BEGIN
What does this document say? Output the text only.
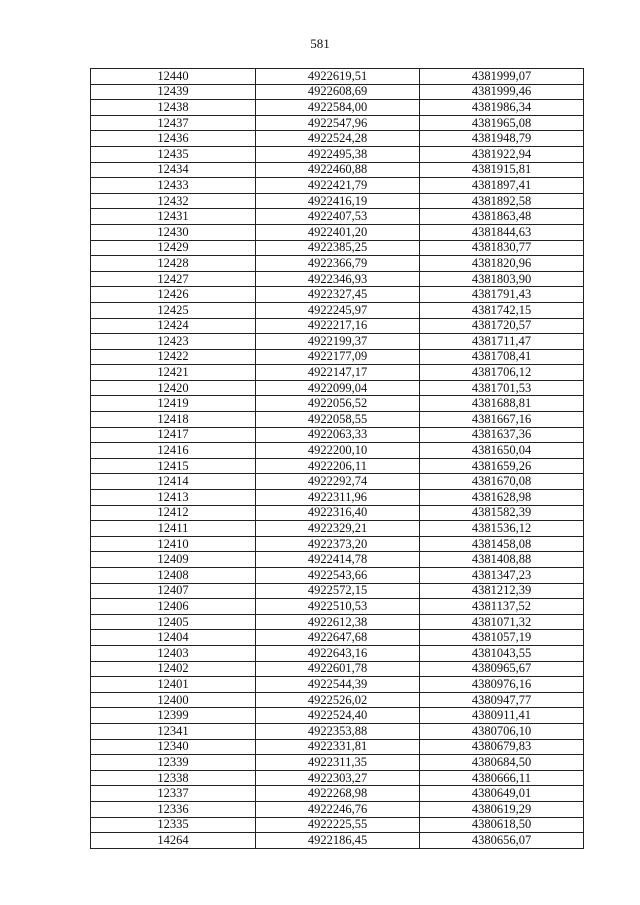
581
12440	4922619,51	4381999,07
12439	4922608,69	4381999,46
12438	4922584,00	4381986,34
12437	4922547,96	4381965,08
12436	4922524,28	4381948,79
12435	4922495,38	4381922,94
12434	4922460,88	4381915,81
12433	4922421,79	4381897,41
12432	4922416,19	4381892,58
12431	4922407,53	4381863,48
12430	4922401,20	4381844,63
12429	4922385,25	4381830,77
12428	4922366,79	4381820,96
12427	4922346,93	4381803,90
12426	4922327,45	4381791,43
12425	4922245,97	4381742,15
12424	4922217,16	4381720,57
12423	4922199,37	4381711,47
12422	4922177,09	4381708,41
12421	4922147,17	4381706,12
12420	4922099,04	4381701,53
12419	4922056,52	4381688,81
12418	4922058,55	4381667,16
12417	4922063,33	4381637,36
12416	4922200,10	4381650,04
12415	4922206,11	4381659,26
12414	4922292,74	4381670,08
12413	4922311,96	4381628,98
12412	4922316,40	4381582,39
12411	4922329,21	4381536,12
12410	4922373,20	4381458,08
12409	4922414,78	4381408,88
12408	4922543,66	4381347,23
12407	4922572,15	4381212,39
12406	4922510,53	4381137,52
12405	4922612,38	4381071,32
12404	4922647,68	4381057,19
12403	4922643,16	4381043,55
12402	4922601,78	4380965,67
12401	4922544,39	4380976,16
12400	4922526,02	4380947,77
12399	4922524,40	4380911,41
12341	4922353,88	4380706,10
12340	4922331,81	4380679,83
12339	4922311,35	4380684,50
12338	4922303,27	4380666,11
12337	4922268,98	4380649,01
12336	4922246,76	4380619,29
12335	4922225,55	4380618,50
14264	4922186,45	4380656,07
END
Every line of text is to be repeated exactly; pictures are left out.

> Answer to the task:
What does this document say? Output the text only.
581
12440	4922619,51	4381999,07
12439	4922608,69	4381999,46
12438	4922584,00	4381986,34
12437	4922547,96	4381965,08
12436	4922524,28	4381948,79
12435	4922495,38	4381922,94
12434	4922460,88	4381915,81
12433	4922421,79	4381897,41
12432	4922416,19	4381892,58
12431	4922407,53	4381863,48
12430	4922401,20	4381844,63
12429	4922385,25	4381830,77
12428	4922366,79	4381820,96
12427	4922346,93	4381803,90
12426	4922327,45	4381791,43
12425	4922245,97	4381742,15
12424	4922217,16	4381720,57
12423	4922199,37	4381711,47
12422	4922177,09	4381708,41
12421	4922147,17	4381706,12
12420	4922099,04	4381701,53
12419	4922056,52	4381688,81
12418	4922058,55	4381667,16
12417	4922063,33	4381637,36
12416	4922200,10	4381650,04
12415	4922206,11	4381659,26
12414	4922292,74	4381670,08
12413	4922311,96	4381628,98
12412	4922316,40	4381582,39
12411	4922329,21	4381536,12
12410	4922373,20	4381458,08
12409	4922414,78	4381408,88
12408	4922543,66	4381347,23
12407	4922572,15	4381212,39
12406	4922510,53	4381137,52
12405	4922612,38	4381071,32
12404	4922647,68	4381057,19
12403	4922643,16	4381043,55
12402	4922601,78	4380965,67
12401	4922544,39	4380976,16
12400	4922526,02	4380947,77
12399	4922524,40	4380911,41
12341	4922353,88	4380706,10
12340	4922331,81	4380679,83
12339	4922311,35	4380684,50
12338	4922303,27	4380666,11
12337	4922268,98	4380649,01
12336	4922246,76	4380619,29
12335	4922225,55	4380618,50
14264	4922186,45	4380656,07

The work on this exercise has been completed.